**Set task**
Without the pictures, output the records below word for word.

### Data supplied ###

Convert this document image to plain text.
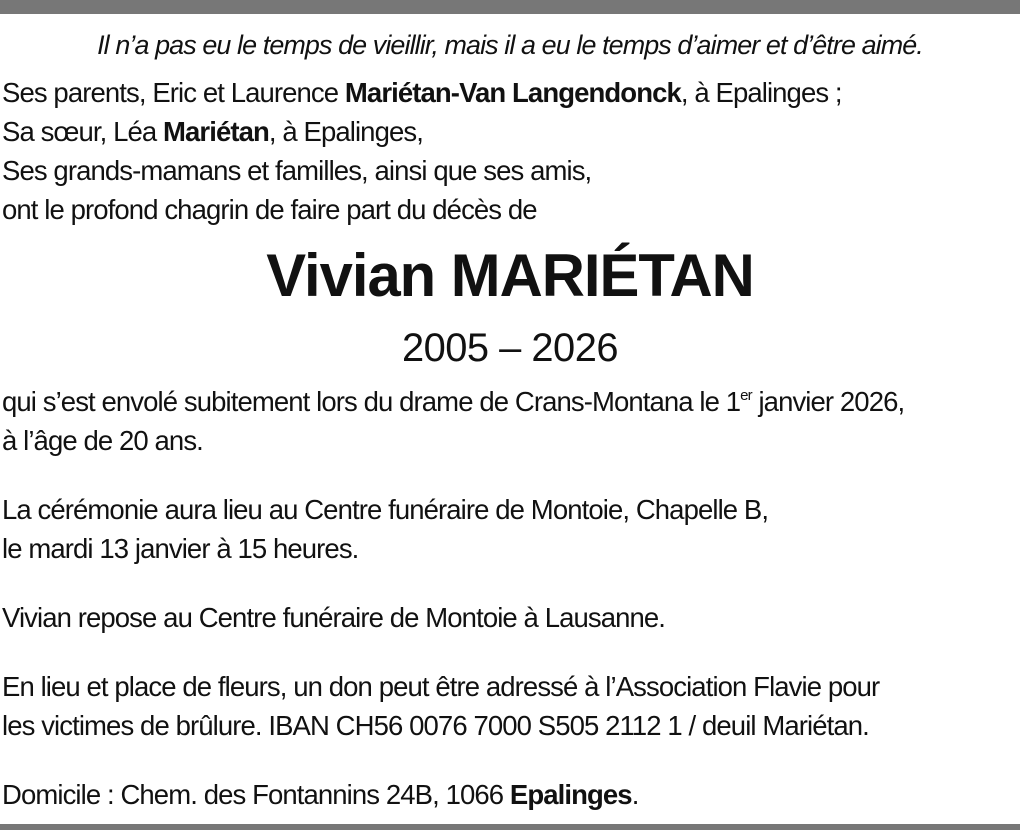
Il n’a pas eu le temps de vieillir, mais il a eu le temps d’aimer et d’être aimé.
Ses parents, Eric et Laurence Mariétan-Van Langendonck, à Epalinges ;
Sa sœur, Léa Mariétan, à Epalinges,
Ses grands-mamans et familles, ainsi que ses amis,
ont le profond chagrin de faire part du décès de
Vivian MARIÉTAN
2005 – 2026
qui s’est envolé subitement lors du drame de Crans-Montana le 1er janvier 2026,
à l’âge de 20 ans.
La cérémonie aura lieu au Centre funéraire de Montoie, Chapelle B,
le mardi 13 janvier à 15 heures.
Vivian repose au Centre funéraire de Montoie à Lausanne.
En lieu et place de fleurs, un don peut être adressé à l’Association Flavie pour
les victimes de brûlure. IBAN CH56 0076 7000 S505 2112 1 / deuil Mariétan.
Domicile : Chem. des Fontannins 24B, 1066 Epalinges.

###

**Answer to this problem**
Convert this document image to plain text.
Il n’a pas eu le temps de vieillir, mais il a eu le temps d’aimer et d’être aimé.
Ses parents, Eric et Laurence Mariétan-Van Langendonck, à Epalinges ;
Sa sœur, Léa Mariétan, à Epalinges,
Ses grands-mamans et familles, ainsi que ses amis,
ont le profond chagrin de faire part du décès de
Vivian MARIÉTAN
2005 – 2026
qui s’est envolé subitement lors du drame de Crans-Montana le 1er janvier 2026,
à l’âge de 20 ans.
La cérémonie aura lieu au Centre funéraire de Montoie, Chapelle B,
le mardi 13 janvier à 15 heures.
Vivian repose au Centre funéraire de Montoie à Lausanne.
En lieu et place de fleurs, un don peut être adressé à l’Association Flavie pour
les victimes de brûlure. IBAN CH56 0076 7000 S505 2112 1 / deuil Mariétan.
Domicile : Chem. des Fontannins 24B, 1066 Epalinges.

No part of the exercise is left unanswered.